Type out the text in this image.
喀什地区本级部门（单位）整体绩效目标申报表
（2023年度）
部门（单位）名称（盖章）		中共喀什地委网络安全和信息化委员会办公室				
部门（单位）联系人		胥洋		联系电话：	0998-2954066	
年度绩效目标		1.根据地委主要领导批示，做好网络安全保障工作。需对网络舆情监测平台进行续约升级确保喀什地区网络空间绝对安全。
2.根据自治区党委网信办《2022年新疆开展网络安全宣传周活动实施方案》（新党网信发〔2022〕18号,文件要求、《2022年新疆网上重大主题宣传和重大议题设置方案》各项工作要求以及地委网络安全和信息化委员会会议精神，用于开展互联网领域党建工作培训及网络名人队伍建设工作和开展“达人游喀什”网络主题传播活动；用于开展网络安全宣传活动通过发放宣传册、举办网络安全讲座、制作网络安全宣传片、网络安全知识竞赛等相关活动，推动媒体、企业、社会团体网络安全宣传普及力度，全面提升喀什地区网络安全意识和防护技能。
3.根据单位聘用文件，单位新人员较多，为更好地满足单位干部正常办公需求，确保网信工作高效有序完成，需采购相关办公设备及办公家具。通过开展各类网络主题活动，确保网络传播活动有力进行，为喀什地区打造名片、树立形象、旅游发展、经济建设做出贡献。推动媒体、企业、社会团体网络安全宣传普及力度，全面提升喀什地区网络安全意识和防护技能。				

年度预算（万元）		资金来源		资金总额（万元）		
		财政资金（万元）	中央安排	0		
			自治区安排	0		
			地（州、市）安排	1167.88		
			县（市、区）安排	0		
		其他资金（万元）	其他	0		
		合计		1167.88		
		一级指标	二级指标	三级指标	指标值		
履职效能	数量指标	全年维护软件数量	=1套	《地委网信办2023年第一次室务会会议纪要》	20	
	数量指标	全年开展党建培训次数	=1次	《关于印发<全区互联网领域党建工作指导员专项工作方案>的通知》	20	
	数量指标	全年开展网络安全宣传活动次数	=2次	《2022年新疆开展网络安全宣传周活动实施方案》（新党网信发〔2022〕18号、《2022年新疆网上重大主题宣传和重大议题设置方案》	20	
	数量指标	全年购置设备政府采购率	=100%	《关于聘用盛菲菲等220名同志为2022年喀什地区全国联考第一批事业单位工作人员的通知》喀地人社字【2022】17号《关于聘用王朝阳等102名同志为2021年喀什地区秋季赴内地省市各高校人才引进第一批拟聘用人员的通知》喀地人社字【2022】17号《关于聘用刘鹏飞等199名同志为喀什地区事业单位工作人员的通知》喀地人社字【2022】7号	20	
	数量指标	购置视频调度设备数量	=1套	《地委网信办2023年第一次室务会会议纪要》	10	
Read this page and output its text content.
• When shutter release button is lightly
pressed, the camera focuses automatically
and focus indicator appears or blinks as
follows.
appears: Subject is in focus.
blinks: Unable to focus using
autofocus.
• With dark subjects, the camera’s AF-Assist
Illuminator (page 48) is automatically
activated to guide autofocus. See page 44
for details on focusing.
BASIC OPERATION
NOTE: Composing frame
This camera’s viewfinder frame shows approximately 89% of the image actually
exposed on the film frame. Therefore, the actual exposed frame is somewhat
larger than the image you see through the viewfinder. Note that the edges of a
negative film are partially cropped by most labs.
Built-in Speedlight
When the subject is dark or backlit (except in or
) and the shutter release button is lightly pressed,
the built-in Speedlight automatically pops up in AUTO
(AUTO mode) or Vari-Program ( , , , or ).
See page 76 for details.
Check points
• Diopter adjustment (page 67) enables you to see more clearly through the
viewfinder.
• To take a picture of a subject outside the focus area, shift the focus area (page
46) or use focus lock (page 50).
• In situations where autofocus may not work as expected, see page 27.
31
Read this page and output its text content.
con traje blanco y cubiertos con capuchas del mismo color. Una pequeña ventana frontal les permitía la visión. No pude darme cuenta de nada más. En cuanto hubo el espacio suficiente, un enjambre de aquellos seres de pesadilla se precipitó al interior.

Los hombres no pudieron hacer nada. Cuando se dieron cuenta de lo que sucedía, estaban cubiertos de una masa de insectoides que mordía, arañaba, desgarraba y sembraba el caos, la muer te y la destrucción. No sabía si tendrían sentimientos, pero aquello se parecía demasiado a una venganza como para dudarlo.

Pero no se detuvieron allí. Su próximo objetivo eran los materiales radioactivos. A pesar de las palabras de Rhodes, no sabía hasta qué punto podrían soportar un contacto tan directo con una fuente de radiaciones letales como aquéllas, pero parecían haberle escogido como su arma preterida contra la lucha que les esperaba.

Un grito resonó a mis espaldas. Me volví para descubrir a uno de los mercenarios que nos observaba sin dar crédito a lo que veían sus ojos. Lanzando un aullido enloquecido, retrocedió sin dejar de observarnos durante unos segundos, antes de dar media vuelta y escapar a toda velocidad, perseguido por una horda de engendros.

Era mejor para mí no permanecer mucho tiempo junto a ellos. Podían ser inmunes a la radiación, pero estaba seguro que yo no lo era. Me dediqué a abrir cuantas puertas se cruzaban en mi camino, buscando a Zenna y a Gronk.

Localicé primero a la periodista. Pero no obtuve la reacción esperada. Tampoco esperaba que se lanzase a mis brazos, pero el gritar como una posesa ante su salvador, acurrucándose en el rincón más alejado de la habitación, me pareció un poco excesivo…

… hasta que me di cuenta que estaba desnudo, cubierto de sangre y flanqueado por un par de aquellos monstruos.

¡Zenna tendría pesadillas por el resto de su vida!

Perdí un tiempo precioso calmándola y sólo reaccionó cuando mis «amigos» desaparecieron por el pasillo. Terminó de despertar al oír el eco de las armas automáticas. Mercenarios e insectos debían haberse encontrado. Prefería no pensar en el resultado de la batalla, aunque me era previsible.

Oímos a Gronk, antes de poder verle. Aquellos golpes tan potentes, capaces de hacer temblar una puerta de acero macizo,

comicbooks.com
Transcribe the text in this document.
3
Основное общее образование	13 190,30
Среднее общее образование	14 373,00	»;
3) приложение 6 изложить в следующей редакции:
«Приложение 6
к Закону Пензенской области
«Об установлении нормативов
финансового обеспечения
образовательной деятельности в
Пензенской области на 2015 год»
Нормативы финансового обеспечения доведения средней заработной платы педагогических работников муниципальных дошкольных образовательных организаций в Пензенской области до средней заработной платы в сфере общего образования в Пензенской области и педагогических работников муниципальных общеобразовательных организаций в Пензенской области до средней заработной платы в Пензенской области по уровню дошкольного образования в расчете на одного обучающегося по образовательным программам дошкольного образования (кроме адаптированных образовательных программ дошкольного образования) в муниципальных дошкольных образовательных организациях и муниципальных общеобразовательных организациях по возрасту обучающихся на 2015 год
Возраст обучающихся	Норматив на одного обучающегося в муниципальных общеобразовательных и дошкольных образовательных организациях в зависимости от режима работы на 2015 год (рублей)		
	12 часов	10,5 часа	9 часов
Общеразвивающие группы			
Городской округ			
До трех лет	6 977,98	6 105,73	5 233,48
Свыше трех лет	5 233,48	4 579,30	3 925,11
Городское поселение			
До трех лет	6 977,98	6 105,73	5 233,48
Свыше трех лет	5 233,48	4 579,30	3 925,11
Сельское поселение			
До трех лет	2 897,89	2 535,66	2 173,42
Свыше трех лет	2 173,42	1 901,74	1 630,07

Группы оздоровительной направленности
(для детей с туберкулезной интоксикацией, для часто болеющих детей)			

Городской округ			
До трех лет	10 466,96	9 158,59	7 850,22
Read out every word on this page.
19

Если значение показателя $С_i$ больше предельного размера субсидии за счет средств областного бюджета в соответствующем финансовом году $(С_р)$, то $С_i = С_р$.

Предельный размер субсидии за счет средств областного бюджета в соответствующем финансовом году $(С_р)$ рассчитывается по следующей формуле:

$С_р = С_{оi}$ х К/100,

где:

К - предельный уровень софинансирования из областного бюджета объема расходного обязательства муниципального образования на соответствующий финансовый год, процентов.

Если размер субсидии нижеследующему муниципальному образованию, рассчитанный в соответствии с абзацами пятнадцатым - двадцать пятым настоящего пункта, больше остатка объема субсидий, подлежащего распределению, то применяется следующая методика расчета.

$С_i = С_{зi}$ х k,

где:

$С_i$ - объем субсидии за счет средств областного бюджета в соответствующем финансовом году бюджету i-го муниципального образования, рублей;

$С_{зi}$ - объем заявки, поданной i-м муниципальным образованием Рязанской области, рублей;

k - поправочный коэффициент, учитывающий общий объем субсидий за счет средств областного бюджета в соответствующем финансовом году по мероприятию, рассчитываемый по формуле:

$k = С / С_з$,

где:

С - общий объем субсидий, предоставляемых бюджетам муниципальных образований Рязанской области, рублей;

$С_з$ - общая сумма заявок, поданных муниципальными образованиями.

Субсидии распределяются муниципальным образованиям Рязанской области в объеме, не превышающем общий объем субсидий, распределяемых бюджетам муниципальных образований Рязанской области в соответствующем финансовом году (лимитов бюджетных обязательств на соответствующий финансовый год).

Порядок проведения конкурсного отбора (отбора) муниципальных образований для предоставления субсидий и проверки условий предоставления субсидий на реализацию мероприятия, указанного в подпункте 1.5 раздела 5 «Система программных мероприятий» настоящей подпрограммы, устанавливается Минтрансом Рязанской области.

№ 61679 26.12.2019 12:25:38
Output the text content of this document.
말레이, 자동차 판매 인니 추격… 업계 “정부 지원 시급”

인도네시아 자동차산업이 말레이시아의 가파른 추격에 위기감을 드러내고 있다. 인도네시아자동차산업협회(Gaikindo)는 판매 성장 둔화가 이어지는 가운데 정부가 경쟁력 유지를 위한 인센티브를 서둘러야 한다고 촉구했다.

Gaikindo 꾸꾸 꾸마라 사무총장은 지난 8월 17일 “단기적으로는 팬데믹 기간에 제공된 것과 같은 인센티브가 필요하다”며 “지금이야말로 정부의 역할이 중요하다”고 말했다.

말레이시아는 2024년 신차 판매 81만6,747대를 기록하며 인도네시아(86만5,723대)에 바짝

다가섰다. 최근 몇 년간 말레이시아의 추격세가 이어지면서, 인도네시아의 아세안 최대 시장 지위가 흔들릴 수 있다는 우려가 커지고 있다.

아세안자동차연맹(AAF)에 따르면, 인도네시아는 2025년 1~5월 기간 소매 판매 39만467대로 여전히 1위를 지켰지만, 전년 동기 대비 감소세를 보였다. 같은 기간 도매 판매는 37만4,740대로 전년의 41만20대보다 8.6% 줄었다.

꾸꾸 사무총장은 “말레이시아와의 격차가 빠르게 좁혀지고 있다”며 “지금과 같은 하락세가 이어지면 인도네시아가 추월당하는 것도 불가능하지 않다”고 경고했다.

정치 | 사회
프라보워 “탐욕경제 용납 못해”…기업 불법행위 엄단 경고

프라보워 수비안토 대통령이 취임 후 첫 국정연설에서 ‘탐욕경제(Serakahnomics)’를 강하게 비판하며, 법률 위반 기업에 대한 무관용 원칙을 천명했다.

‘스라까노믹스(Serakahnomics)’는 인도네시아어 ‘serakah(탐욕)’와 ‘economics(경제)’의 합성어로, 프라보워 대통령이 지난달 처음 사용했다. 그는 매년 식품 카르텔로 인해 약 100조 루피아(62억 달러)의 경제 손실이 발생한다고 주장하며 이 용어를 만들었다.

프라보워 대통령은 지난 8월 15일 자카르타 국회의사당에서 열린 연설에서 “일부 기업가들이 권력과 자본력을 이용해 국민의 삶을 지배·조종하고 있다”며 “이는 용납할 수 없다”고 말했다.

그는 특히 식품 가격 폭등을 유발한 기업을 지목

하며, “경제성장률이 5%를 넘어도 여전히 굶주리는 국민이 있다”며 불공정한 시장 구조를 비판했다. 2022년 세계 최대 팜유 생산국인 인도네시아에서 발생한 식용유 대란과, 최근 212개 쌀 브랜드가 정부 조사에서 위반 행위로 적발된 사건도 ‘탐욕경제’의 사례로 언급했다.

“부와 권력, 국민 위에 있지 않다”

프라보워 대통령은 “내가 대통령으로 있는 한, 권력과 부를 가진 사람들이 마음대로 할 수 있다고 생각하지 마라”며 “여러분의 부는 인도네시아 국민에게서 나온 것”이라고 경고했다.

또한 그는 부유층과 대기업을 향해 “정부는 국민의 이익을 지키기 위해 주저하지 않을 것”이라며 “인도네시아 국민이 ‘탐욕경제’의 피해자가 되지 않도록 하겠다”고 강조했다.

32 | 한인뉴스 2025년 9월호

-- What you will do --
Look through the records and gather each line with the word "경고했다".

-- Final result --
꾸꾸 사무총장은 “말레이시아와의 격차가 빠르게 좁혀지고 있다”며 “지금과 같은 하락세가 이어지면 인도네시아가 추월당하는 것도 불가능하지 않다”고 경고했다.
프라보워 대통령은 “내가 대통령으로 있는 한, 권력과 부를 가진 사람들이 마음대로 할 수 있다고 생각하지 마라”며 “여러분의 부는 인도네시아 국민에게서 나온 것”이라고 경고했다.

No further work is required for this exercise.